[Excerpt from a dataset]
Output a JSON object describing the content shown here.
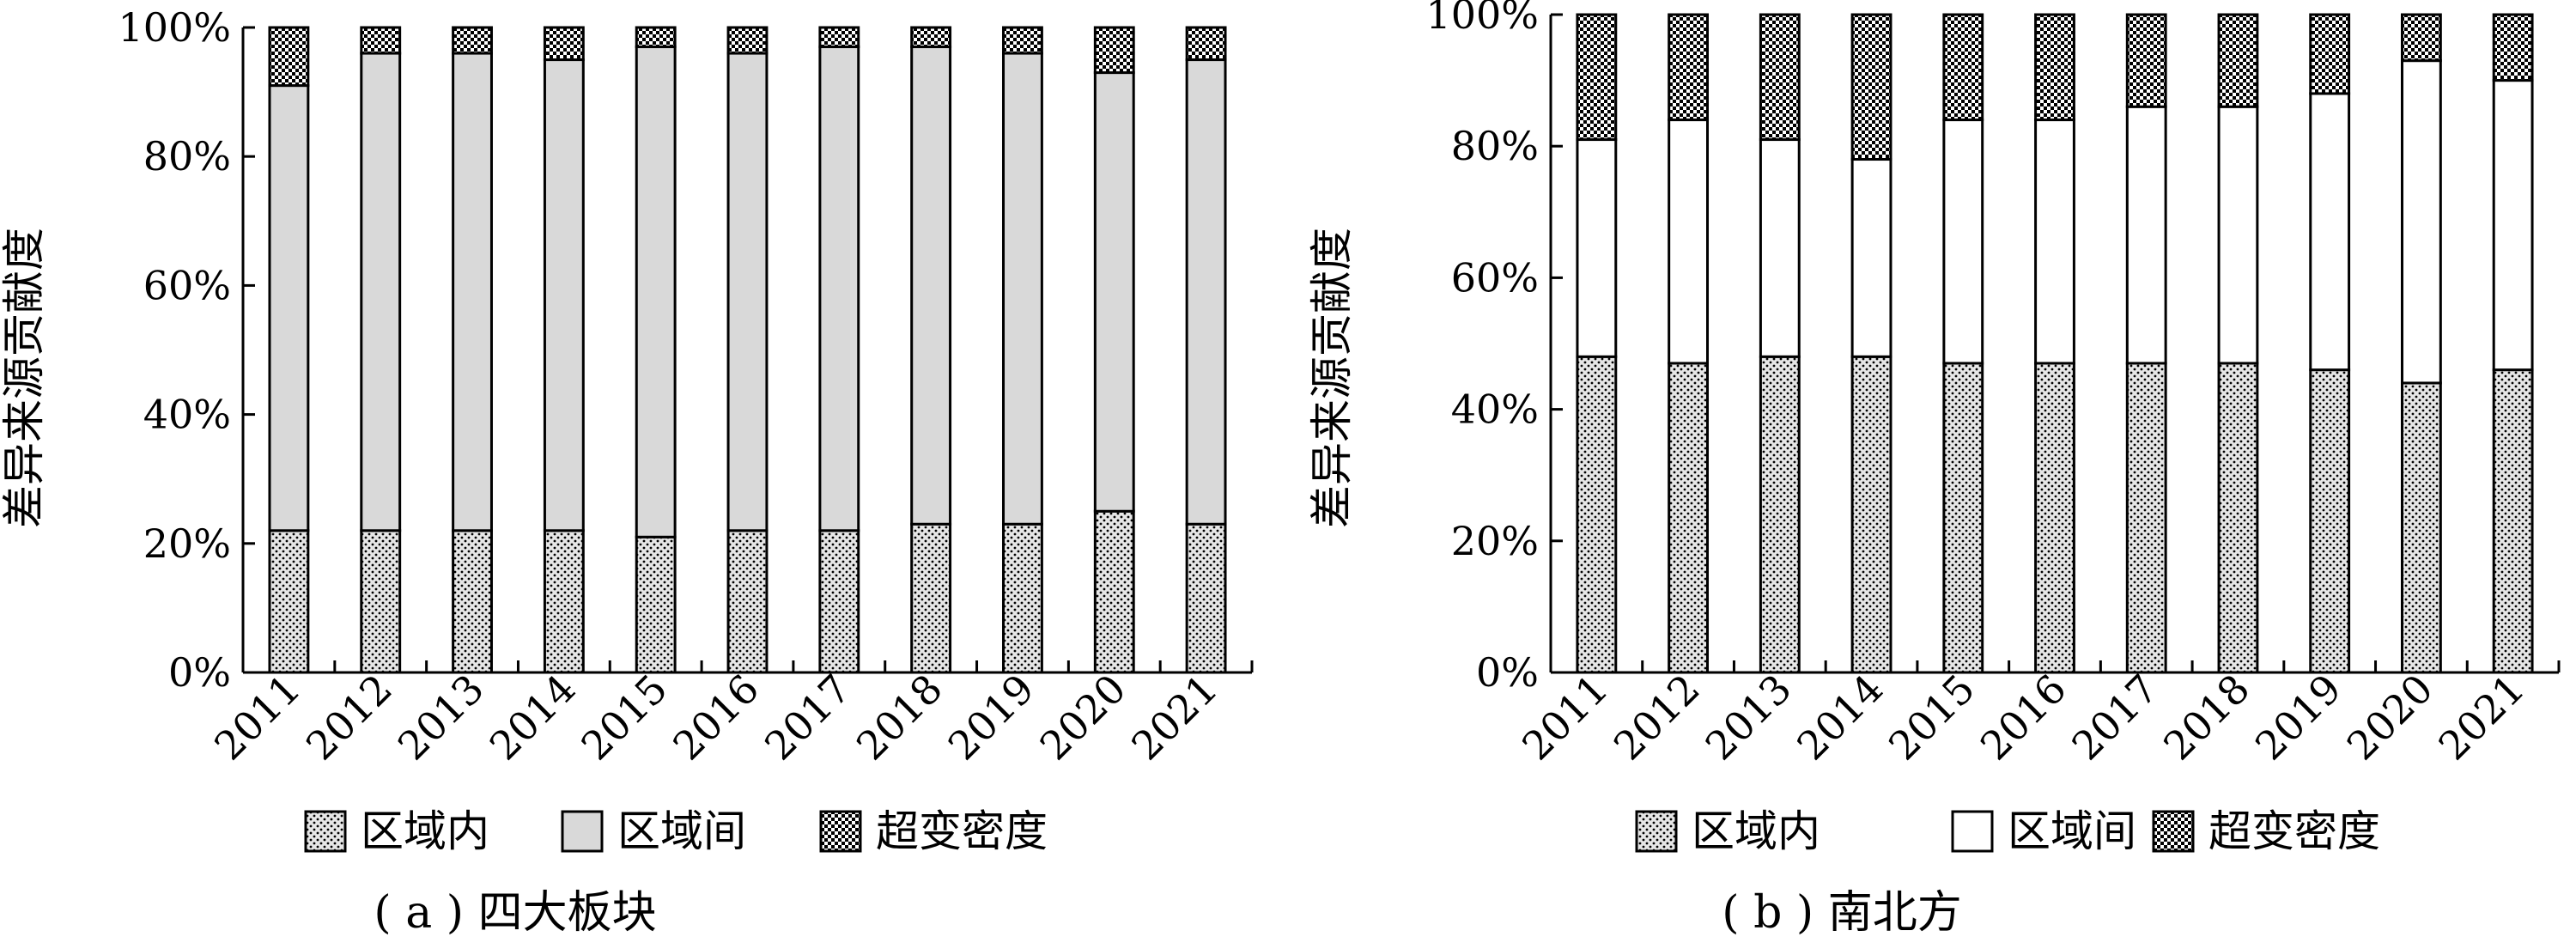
{
  "colors": {
    "axis": "#000000",
    "intra_fill": "#d9d9d9",
    "inter_fill_a": "#d9d9d9",
    "inter_fill_b": "#ffffff",
    "overlap_fill": "#cccccc",
    "bar_stroke": "#000000"
  },
  "chart_data": [
    {
      "type": "bar",
      "stacked": true,
      "caption": "( a ) 四大板块",
      "ylabel": "差异来源贡献度",
      "ylim": [
        0,
        100
      ],
      "yticks": [
        0,
        20,
        40,
        60,
        80,
        100
      ],
      "ytick_labels": [
        "0%",
        "20%",
        "40%",
        "60%",
        "80%",
        "100%"
      ],
      "categories": [
        "2011",
        "2012",
        "2013",
        "2014",
        "2015",
        "2016",
        "2017",
        "2018",
        "2019",
        "2020",
        "2021"
      ],
      "series": [
        {
          "name": "区域内",
          "values": [
            22,
            22,
            22,
            22,
            21,
            22,
            22,
            23,
            23,
            25,
            23
          ],
          "fill": "dots"
        },
        {
          "name": "区域间",
          "values": [
            69,
            74,
            74,
            73,
            76,
            74,
            75,
            74,
            73,
            68,
            72
          ],
          "fill": "gray"
        },
        {
          "name": "超变密度",
          "values": [
            9,
            4,
            4,
            5,
            3,
            4,
            3,
            3,
            4,
            7,
            5
          ],
          "fill": "checker"
        }
      ],
      "legend": "bottom"
    },
    {
      "type": "bar",
      "stacked": true,
      "caption": "( b ) 南北方",
      "ylabel": "差异来源贡献度",
      "ylim": [
        0,
        100
      ],
      "yticks": [
        0,
        20,
        40,
        60,
        80,
        100
      ],
      "ytick_labels": [
        "0%",
        "20%",
        "40%",
        "60%",
        "80%",
        "100%"
      ],
      "categories": [
        "2011",
        "2012",
        "2013",
        "2014",
        "2015",
        "2016",
        "2017",
        "2018",
        "2019",
        "2020",
        "2021"
      ],
      "series": [
        {
          "name": "区域内",
          "values": [
            48,
            47,
            48,
            48,
            47,
            47,
            47,
            47,
            46,
            44,
            46
          ],
          "fill": "dots"
        },
        {
          "name": "区域间",
          "values": [
            33,
            37,
            33,
            30,
            37,
            37,
            39,
            39,
            42,
            49,
            44
          ],
          "fill": "white"
        },
        {
          "name": "超变密度",
          "values": [
            19,
            16,
            19,
            22,
            16,
            16,
            14,
            14,
            12,
            7,
            10
          ],
          "fill": "checker"
        }
      ],
      "legend": "bottom"
    }
  ]
}
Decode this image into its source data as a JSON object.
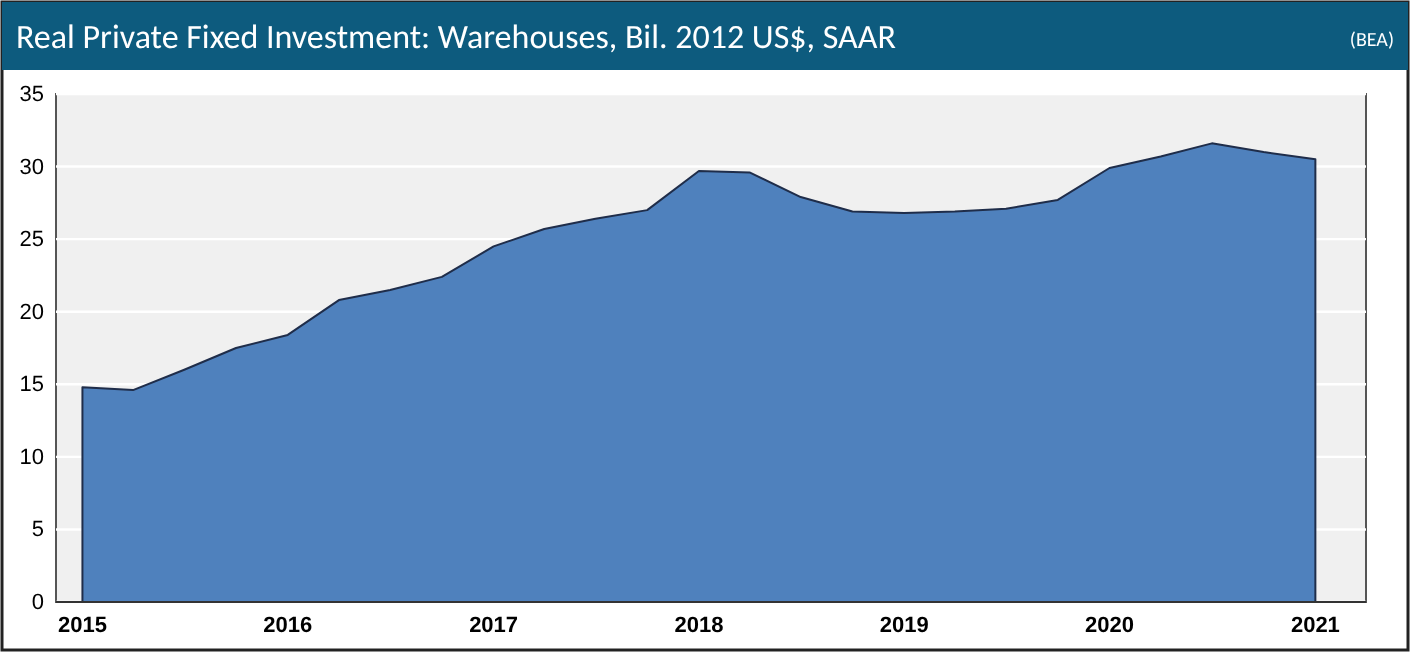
{
  "chart_data": {
    "type": "area",
    "title": "Real Private Fixed Investment: Warehouses, Bil. 2012 US$, SAAR",
    "annotations": [
      "(BEA)"
    ],
    "x": [
      "2015-01",
      "2015-04",
      "2015-07",
      "2015-10",
      "2016-01",
      "2016-04",
      "2016-07",
      "2016-10",
      "2017-01",
      "2017-04",
      "2017-07",
      "2017-10",
      "2018-01",
      "2018-04",
      "2018-07",
      "2018-10",
      "2019-01",
      "2019-04",
      "2019-07",
      "2019-10",
      "2020-01",
      "2020-04",
      "2020-07",
      "2020-10",
      "2021-01"
    ],
    "series": [
      {
        "color": "#4f81bd",
        "values": [
          14.8,
          14.6,
          16.0,
          17.5,
          18.4,
          20.8,
          21.5,
          22.4,
          24.5,
          25.7,
          26.4,
          27.0,
          29.7,
          29.6,
          27.9,
          26.9,
          26.8,
          26.9,
          27.1,
          27.7,
          29.9,
          30.7,
          31.6,
          31.0,
          30.5
        ]
      }
    ],
    "xlim": [
      "2014-11-15",
      "2021-04-01"
    ],
    "xticks": [
      {
        "value": "2015-01",
        "label": "2015"
      },
      {
        "value": "2016-01",
        "label": "2016"
      },
      {
        "value": "2017-01",
        "label": "2017"
      },
      {
        "value": "2018-01",
        "label": "2018"
      },
      {
        "value": "2019-01",
        "label": "2019"
      },
      {
        "value": "2020-01",
        "label": "2020"
      },
      {
        "value": "2021-01",
        "label": "2021"
      }
    ],
    "ylim": [
      0,
      35
    ],
    "yticks": [
      0,
      5,
      10,
      15,
      20,
      25,
      30,
      35
    ],
    "grid": "y"
  }
}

== Goal ==
Quote the records in their entirety, keeping the wording exact and excluding pictures.

== Exercise solution ==
Output a JSON object describing the content shown here.
{
  "colors": {
    "axis": "#000000",
    "intra_fill": "#d9d9d9",
    "inter_fill_a": "#d9d9d9",
    "inter_fill_b": "#ffffff",
    "overlap_fill": "#cccccc",
    "bar_stroke": "#000000"
  },
  "chart_data": [
    {
      "type": "bar",
      "stacked": true,
      "caption": "( a ) 四大板块",
      "ylabel": "差异来源贡献度",
      "ylim": [
        0,
        100
      ],
      "yticks": [
        0,
        20,
        40,
        60,
        80,
        100
      ],
      "ytick_labels": [
        "0%",
        "20%",
        "40%",
        "60%",
        "80%",
        "100%"
      ],
      "categories": [
        "2011",
        "2012",
        "2013",
        "2014",
        "2015",
        "2016",
        "2017",
        "2018",
        "2019",
        "2020",
        "2021"
      ],
      "series": [
        {
          "name": "区域内",
          "values": [
            22,
            22,
            22,
            22,
            21,
            22,
            22,
            23,
            23,
            25,
            23
          ],
          "fill": "dots"
        },
        {
          "name": "区域间",
          "values": [
            69,
            74,
            74,
            73,
            76,
            74,
            75,
            74,
            73,
            68,
            72
          ],
          "fill": "gray"
        },
        {
          "name": "超变密度",
          "values": [
            9,
            4,
            4,
            5,
            3,
            4,
            3,
            3,
            4,
            7,
            5
          ],
          "fill": "checker"
        }
      ],
      "legend": "bottom"
    },
    {
      "type": "bar",
      "stacked": true,
      "caption": "( b ) 南北方",
      "ylabel": "差异来源贡献度",
      "ylim": [
        0,
        100
      ],
      "yticks": [
        0,
        20,
        40,
        60,
        80,
        100
      ],
      "ytick_labels": [
        "0%",
        "20%",
        "40%",
        "60%",
        "80%",
        "100%"
      ],
      "categories": [
        "2011",
        "2012",
        "2013",
        "2014",
        "2015",
        "2016",
        "2017",
        "2018",
        "2019",
        "2020",
        "2021"
      ],
      "series": [
        {
          "name": "区域内",
          "values": [
            48,
            47,
            48,
            48,
            47,
            47,
            47,
            47,
            46,
            44,
            46
          ],
          "fill": "dots"
        },
        {
          "name": "区域间",
          "values": [
            33,
            37,
            33,
            30,
            37,
            37,
            39,
            39,
            42,
            49,
            44
          ],
          "fill": "white"
        },
        {
          "name": "超变密度",
          "values": [
            19,
            16,
            19,
            22,
            16,
            16,
            14,
            14,
            12,
            7,
            10
          ],
          "fill": "checker"
        }
      ],
      "legend": "bottom"
    }
  ]
}
Decode this image into its source data as a JSON object.
{
  "chart_data": {
    "type": "area",
    "title": "Real Private Fixed Investment: Warehouses, Bil. 2012 US$, SAAR",
    "annotations": [
      "(BEA)"
    ],
    "x": [
      "2015-01",
      "2015-04",
      "2015-07",
      "2015-10",
      "2016-01",
      "2016-04",
      "2016-07",
      "2016-10",
      "2017-01",
      "2017-04",
      "2017-07",
      "2017-10",
      "2018-01",
      "2018-04",
      "2018-07",
      "2018-10",
      "2019-01",
      "2019-04",
      "2019-07",
      "2019-10",
      "2020-01",
      "2020-04",
      "2020-07",
      "2020-10",
      "2021-01"
    ],
    "series": [
      {
        "color": "#4f81bd",
        "values": [
          14.8,
          14.6,
          16.0,
          17.5,
          18.4,
          20.8,
          21.5,
          22.4,
          24.5,
          25.7,
          26.4,
          27.0,
          29.7,
          29.6,
          27.9,
          26.9,
          26.8,
          26.9,
          27.1,
          27.7,
          29.9,
          30.7,
          31.6,
          31.0,
          30.5
        ]
      }
    ],
    "xlim": [
      "2014-11-15",
      "2021-04-01"
    ],
    "xticks": [
      {
        "value": "2015-01",
        "label": "2015"
      },
      {
        "value": "2016-01",
        "label": "2016"
      },
      {
        "value": "2017-01",
        "label": "2017"
      },
      {
        "value": "2018-01",
        "label": "2018"
      },
      {
        "value": "2019-01",
        "label": "2019"
      },
      {
        "value": "2020-01",
        "label": "2020"
      },
      {
        "value": "2021-01",
        "label": "2021"
      }
    ],
    "ylim": [
      0,
      35
    ],
    "yticks": [
      0,
      5,
      10,
      15,
      20,
      25,
      30,
      35
    ],
    "grid": "y"
  }
}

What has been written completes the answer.